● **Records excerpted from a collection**
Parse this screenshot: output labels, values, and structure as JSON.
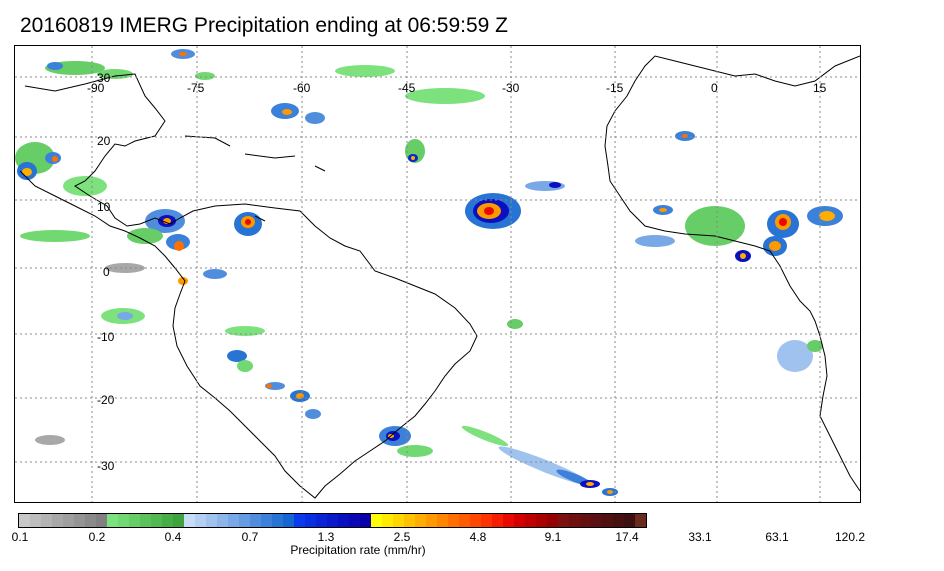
{
  "title": "20160819 IMERG Precipitation ending at 06:59:59 Z",
  "map": {
    "lon_ticks": [
      "-90",
      "-75",
      "-60",
      "-45",
      "-30",
      "-15",
      "0",
      "15"
    ],
    "lat_ticks": [
      "30",
      "20",
      "10",
      "0",
      "-10",
      "-20",
      "-30"
    ]
  },
  "colorbar": {
    "label": "Precipitation rate (mm/hr)",
    "tick_labels": [
      "0.1",
      "0.2",
      "0.4",
      "0.7",
      "1.3",
      "2.5",
      "4.8",
      "9.1",
      "17.4",
      "33.1",
      "63.1",
      "120.2"
    ],
    "colors": [
      "#c8c8c8",
      "#bdbdbd",
      "#b3b3b3",
      "#a8a8a8",
      "#9e9e9e",
      "#949494",
      "#8a8a8a",
      "#808080",
      "#7de27d",
      "#72d872",
      "#67cd67",
      "#5cc35c",
      "#52b852",
      "#47ae47",
      "#3da33d",
      "#c9dcf5",
      "#b5cff2",
      "#a0c2ee",
      "#8cb5ea",
      "#78a8e6",
      "#649be2",
      "#508edd",
      "#3c81d9",
      "#2874d5",
      "#1467d1",
      "#0a3aeb",
      "#0a2fe0",
      "#0a24d5",
      "#0a1acb",
      "#0a10c0",
      "#0a08b5",
      "#0a00aa",
      "#ffff00",
      "#ffeb00",
      "#ffd600",
      "#ffc200",
      "#ffad00",
      "#ff9900",
      "#ff8400",
      "#ff7000",
      "#ff5c00",
      "#ff4700",
      "#ff3300",
      "#f51e00",
      "#e80a00",
      "#d40000",
      "#bf0000",
      "#aa0000",
      "#960000",
      "#7d1010",
      "#6e1010",
      "#641010",
      "#5a1010",
      "#501010",
      "#461010",
      "#3c1010",
      "#6b2a1e"
    ]
  }
}
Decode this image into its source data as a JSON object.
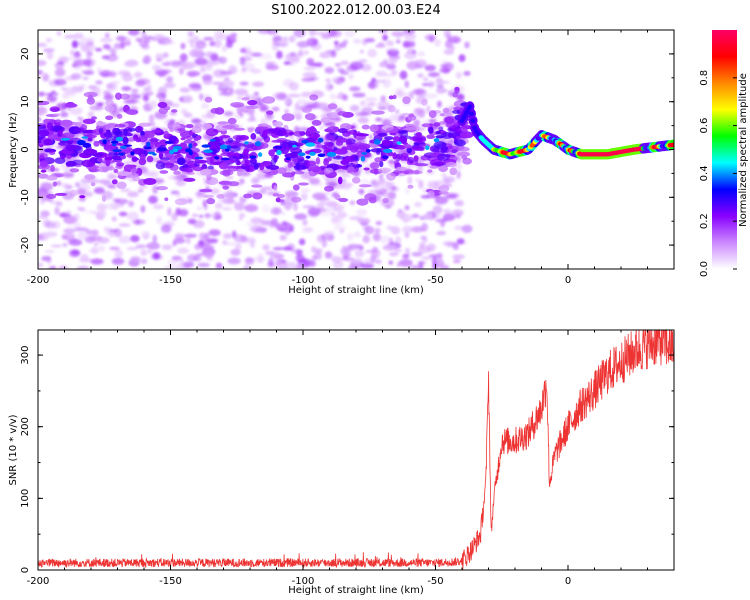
{
  "figure": {
    "title": "S100.2022.012.00.03.E24"
  },
  "chart_data": [
    {
      "type": "heatmap",
      "xlabel": "Height of straight line (km)",
      "ylabel": "Frequency (Hz)",
      "xlim": [
        -200,
        40
      ],
      "ylim": [
        -25,
        25
      ],
      "x_ticks": [
        -200,
        -150,
        -100,
        -50,
        0
      ],
      "y_ticks": [
        -20,
        -10,
        0,
        10,
        20
      ],
      "colorbar": {
        "label": "Normalized spectral amplitude",
        "range": [
          0.0,
          1.0
        ],
        "ticks": [
          0.0,
          0.2,
          0.4,
          0.6,
          0.8
        ],
        "colormap": [
          "#ffffff",
          "#cc88ff",
          "#8800ff",
          "#0000ff",
          "#00ffff",
          "#00ff00",
          "#ffff00",
          "#ff8800",
          "#ff0000",
          "#ff0066"
        ]
      },
      "ridge": [
        {
          "x": -200,
          "y": 1
        },
        {
          "x": -150,
          "y": 0
        },
        {
          "x": -100,
          "y": 0
        },
        {
          "x": -60,
          "y": 0
        },
        {
          "x": -45,
          "y": 1
        },
        {
          "x": -40,
          "y": 6
        },
        {
          "x": -37,
          "y": 9
        },
        {
          "x": -35,
          "y": 4
        },
        {
          "x": -32,
          "y": 2
        },
        {
          "x": -28,
          "y": 0
        },
        {
          "x": -22,
          "y": -1
        },
        {
          "x": -15,
          "y": 0
        },
        {
          "x": -10,
          "y": 3
        },
        {
          "x": -5,
          "y": 2
        },
        {
          "x": 0,
          "y": 0
        },
        {
          "x": 5,
          "y": -1
        },
        {
          "x": 15,
          "y": -1
        },
        {
          "x": 25,
          "y": 0
        },
        {
          "x": 40,
          "y": 1
        }
      ]
    },
    {
      "type": "line",
      "xlabel": "Height of straight line (km)",
      "ylabel": "SNR (10 * v/v)",
      "xlim": [
        -200,
        40
      ],
      "ylim": [
        0,
        335
      ],
      "x_ticks": [
        -200,
        -150,
        -100,
        -50,
        0
      ],
      "y_ticks": [
        0,
        100,
        200,
        300
      ],
      "series": [
        {
          "color": "#ee3333",
          "points": [
            {
              "x": -200,
              "y": 10
            },
            {
              "x": -150,
              "y": 10
            },
            {
              "x": -100,
              "y": 10
            },
            {
              "x": -50,
              "y": 10
            },
            {
              "x": -40,
              "y": 12
            },
            {
              "x": -36,
              "y": 30
            },
            {
              "x": -33,
              "y": 50
            },
            {
              "x": -31,
              "y": 120
            },
            {
              "x": -30,
              "y": 275
            },
            {
              "x": -29,
              "y": 50
            },
            {
              "x": -28,
              "y": 100
            },
            {
              "x": -25,
              "y": 180
            },
            {
              "x": -20,
              "y": 180
            },
            {
              "x": -15,
              "y": 190
            },
            {
              "x": -10,
              "y": 225
            },
            {
              "x": -8,
              "y": 265
            },
            {
              "x": -7,
              "y": 120
            },
            {
              "x": -5,
              "y": 160
            },
            {
              "x": 0,
              "y": 200
            },
            {
              "x": 5,
              "y": 230
            },
            {
              "x": 10,
              "y": 250
            },
            {
              "x": 15,
              "y": 275
            },
            {
              "x": 20,
              "y": 290
            },
            {
              "x": 25,
              "y": 305
            },
            {
              "x": 30,
              "y": 315
            },
            {
              "x": 35,
              "y": 320
            },
            {
              "x": 40,
              "y": 310
            }
          ]
        }
      ]
    }
  ]
}
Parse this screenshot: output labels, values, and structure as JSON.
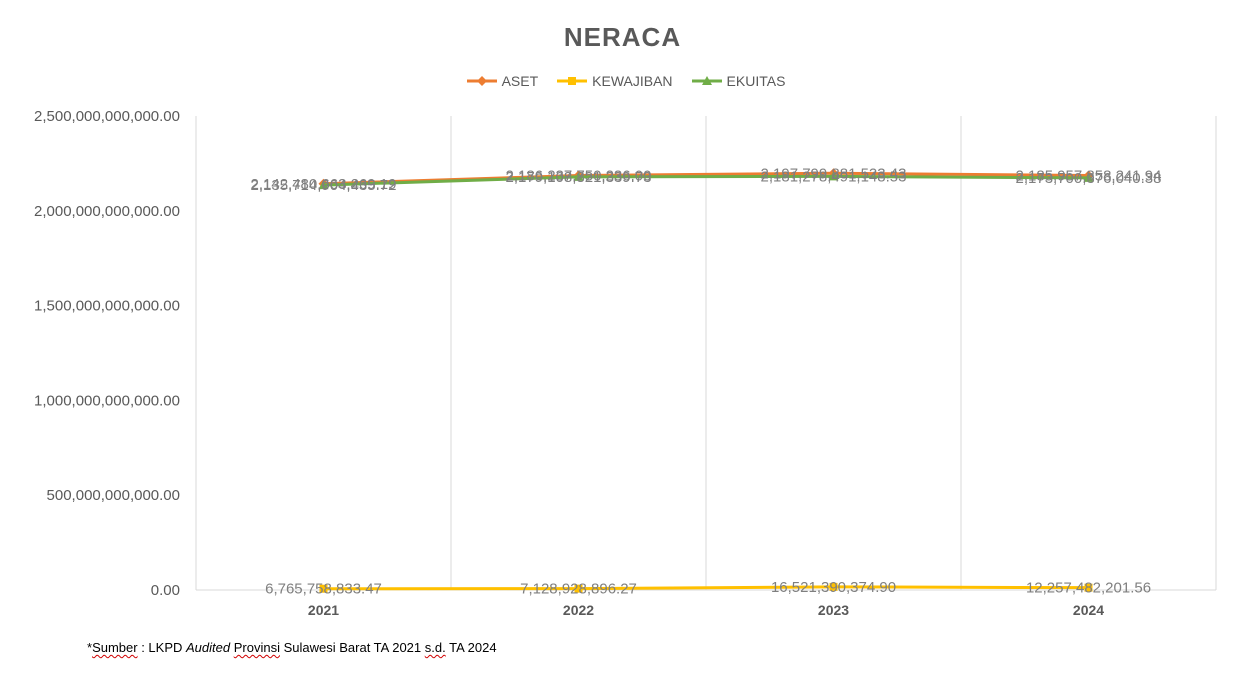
{
  "chart_data": {
    "type": "line",
    "title": "NERACA",
    "categories": [
      "2021",
      "2022",
      "2023",
      "2024"
    ],
    "y_tick_labels": [
      "0.00",
      "500,000,000,000.00",
      "1,000,000,000,000.00",
      "1,500,000,000,000.00",
      "2,000,000,000,000.00",
      "2,500,000,000,000.00"
    ],
    "y_ticks": [
      0,
      500000000000,
      1000000000000,
      1500000000000,
      2000000000000,
      2500000000000
    ],
    "ylim": [
      0,
      2500000000000
    ],
    "xlabel": "",
    "ylabel": "",
    "grid": "vertical",
    "legend_position": "top",
    "series": [
      {
        "name": "ASET",
        "color": "#ED7D31",
        "marker": "diamond",
        "values": [
          2142480663269.19,
          2186237750236.0,
          2197799881523.43,
          2185957858241.94
        ],
        "labels": [
          "2,142,480,663,269.19",
          "2,186,237,750,236.00",
          "2,197,799,881,523.43",
          "2,185,957,858,241.94"
        ]
      },
      {
        "name": "KEWAJIBAN",
        "color": "#FFC000",
        "marker": "square",
        "values": [
          6765758833.47,
          7128928896.27,
          16521390374.9,
          12257482201.56
        ],
        "labels": [
          "6,765,758,833.47",
          "7,128,928,896.27",
          "16,521,390,374.90",
          "12,257,482,201.56"
        ]
      },
      {
        "name": "EKUITAS",
        "color": "#70AD47",
        "marker": "triangle",
        "values": [
          2135714904435.72,
          2179108821339.73,
          2181278491148.53,
          2173700376040.38
        ],
        "labels": [
          "2,135,714,904,435.72",
          "2,179,108,821,339.73",
          "2,181,278,491,148.53",
          "2,173,700,376,040.38"
        ]
      }
    ]
  },
  "footnote": {
    "prefix": "*",
    "sumber": "Sumber",
    "part1": " : LKPD ",
    "audited": "Audited",
    "part2": " ",
    "provinsi": "Provinsi",
    "part3": " Sulawesi Barat TA 2021 ",
    "sd": "s.d.",
    "part4": " TA 2024"
  }
}
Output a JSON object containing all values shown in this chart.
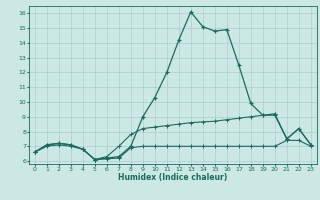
{
  "xlabel": "Humidex (Indice chaleur)",
  "bg_color": "#cce8e4",
  "grid_color": "#aacfcc",
  "line_color": "#1a6b5a",
  "xlim": [
    -0.5,
    23.5
  ],
  "ylim": [
    5.8,
    16.5
  ],
  "xticks": [
    0,
    1,
    2,
    3,
    4,
    5,
    6,
    7,
    8,
    9,
    10,
    11,
    12,
    13,
    14,
    15,
    16,
    17,
    18,
    19,
    20,
    21,
    22,
    23
  ],
  "yticks": [
    6,
    7,
    8,
    9,
    10,
    11,
    12,
    13,
    14,
    15,
    16
  ],
  "line1_x": [
    0,
    1,
    2,
    3,
    4,
    5,
    6,
    7,
    8,
    9,
    10,
    11,
    12,
    13,
    14,
    15,
    16,
    17,
    18,
    19,
    20,
    21,
    22,
    23
  ],
  "line1_y": [
    6.6,
    7.1,
    7.2,
    7.1,
    6.8,
    6.1,
    6.2,
    6.3,
    7.0,
    9.0,
    10.3,
    12.0,
    14.2,
    16.1,
    15.1,
    14.8,
    14.9,
    12.5,
    9.9,
    9.1,
    9.2,
    7.5,
    8.2,
    7.1
  ],
  "line2_x": [
    0,
    1,
    2,
    3,
    4,
    5,
    6,
    7,
    8,
    9,
    10,
    11,
    12,
    13,
    14,
    15,
    16,
    17,
    18,
    19,
    20,
    21,
    22,
    23
  ],
  "line2_y": [
    6.6,
    7.1,
    7.2,
    7.1,
    6.8,
    6.1,
    6.3,
    7.0,
    7.8,
    8.2,
    8.3,
    8.4,
    8.5,
    8.6,
    8.65,
    8.7,
    8.8,
    8.9,
    9.0,
    9.1,
    9.1,
    7.5,
    8.2,
    7.1
  ],
  "line3_x": [
    0,
    1,
    2,
    3,
    4,
    5,
    6,
    7,
    8,
    9,
    10,
    11,
    12,
    13,
    14,
    15,
    16,
    17,
    18,
    19,
    20,
    21,
    22,
    23
  ],
  "line3_y": [
    6.6,
    7.0,
    7.1,
    7.0,
    6.8,
    6.1,
    6.15,
    6.2,
    6.9,
    7.0,
    7.0,
    7.0,
    7.0,
    7.0,
    7.0,
    7.0,
    7.0,
    7.0,
    7.0,
    7.0,
    7.0,
    7.4,
    7.4,
    7.0
  ]
}
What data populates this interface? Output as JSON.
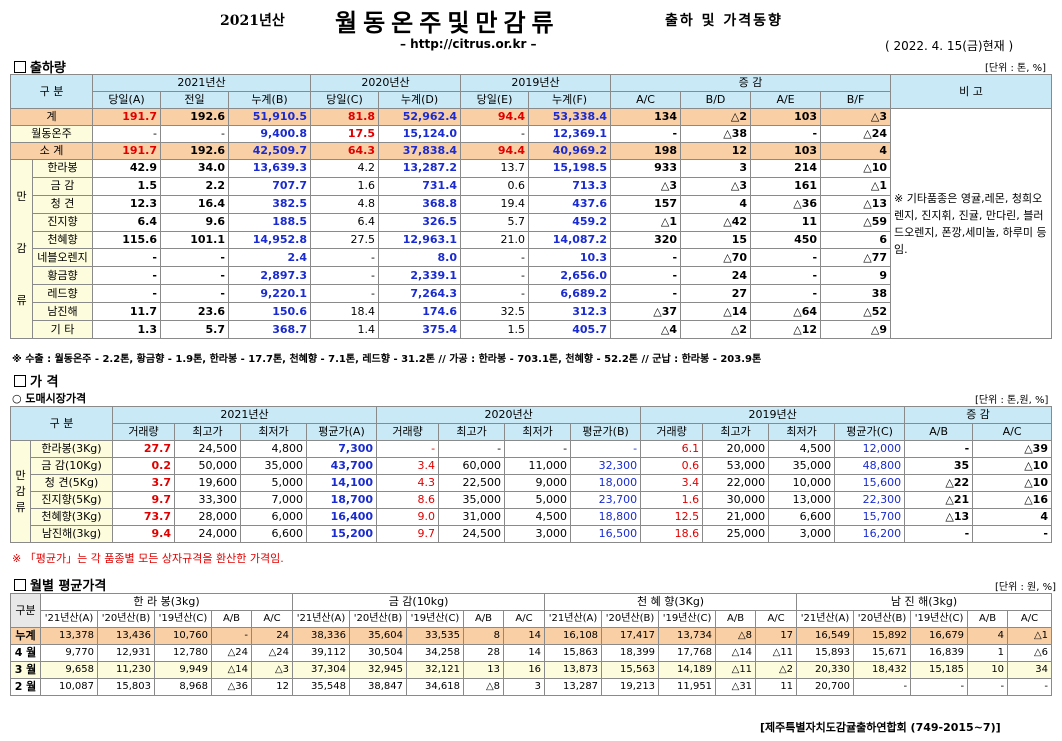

● **Exercise aim**
From the records above, copy every line that holds the word "Precipitation".

● **Written solution**
  "title": "20160819 IMERG Precipitation ending at 06:59:59 Z",
    "label": "Precipitation rate (mm/hr)",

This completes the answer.